• [Instruction]: List each news outlet credited in the State Roundup text, naming each outlet once.

++++ Text to read ++++

State Roundup: Baltimore Inner Harbor revitalization; Harford Sheriff loses to AG

State Roundup: Baltimore Inner Harbor revitalization; Harford Sheriff loses to AG

Former Republican Gov. Bob Ehrlich, center, helped Del. Reid Novotny kick off the Montgomery County portion of his State Senate campaign Thursday night at the home of Dennis Melby, left, a member of the MoCo GOP Central Committee. A slice of Montgomery was added to the predominantly Howard County District 9 in the recent redistricting. Novotny is opposing Democrat Sen. Katie Fry Hester in the General Election as she seeks to hold on to the seat she flipped four years ago after decades of Republican control. Neither candidate has a primary opponent. photo by Len Lazarick

BALTIMORE INNER HARBOR REVITALIZATION ANNOUNCED: More than $166 million in state funding will go toward a comprehensive and ambitious effort to revitalize downtown Baltimore and the Inner Harbor, state officials announced Thursday. Lorraine Mirabella/Baltimore Sun.

  • The Inner Harbor is iconic to Baltimore, but residents and officials said it’s outdated and it’s time for a facelift. The Inner Harbor promenade and pavilions are nearly 50 years old, and many of its businesses have closed in the last few years. Kim Dacey/WBAL-TV.
  • Senate President Bill Ferguson highlighted a $166 million investment in State funding Thursday and said the state has long lacked the funding the Baltimore area needs to thrive. Callan Tansill-Suddath/WYPR.

HARFORD SHERIFF MUST TURN OVER EVIDENCE TO AG: A Harford County judge ruled Thursday that the county sheriff must turn over all evidence from Saturday’s fatal police shooting of John Raymond Fauver to the Maryland attorney general’s office. The ruling follows a prolonged dispute between the two offices, which began after the passage of state legislation requiring the attorney general’s office to investigate civilian deaths involving police officers. Christine Condon/Baltimore Sun.

POLICE REFORM LEADER CALLS FOR AG TO HAVE POWER TO PROSECUTE POLICE: The sponsor of a 2021 police reform bill says a major priority in the next General Assembly session will be to empower the attorney general to prosecute police officers that he or she alleges are criminally at fault based on the investigation. That prosecutorial authority currently lies with the local state’s attorneys, a prerogative the overwhelming majority of whom were unwilling to relinquish during debate over the original bill and may remain reluctant to cede. Madeleine O’Neill and Steve Lash/The Daily Record.

++++ Data provided ++++

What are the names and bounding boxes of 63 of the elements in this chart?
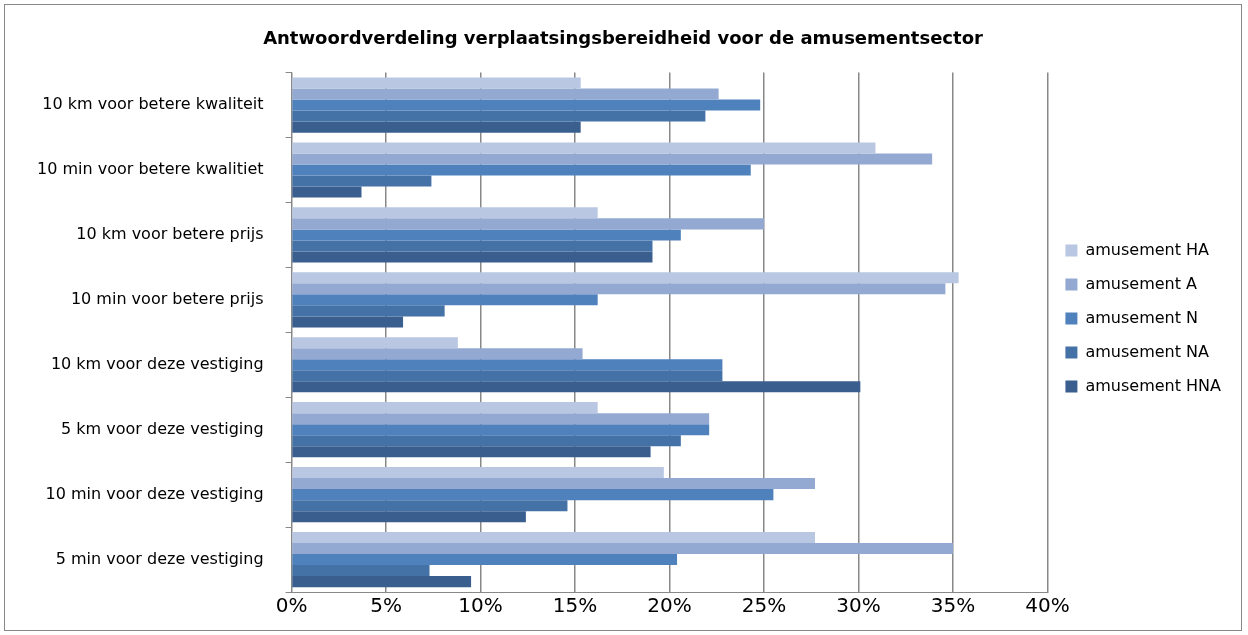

++++

• [Response to this exercise]:
Baltimore Sun
WBAL-TV
WYPR
The Daily Record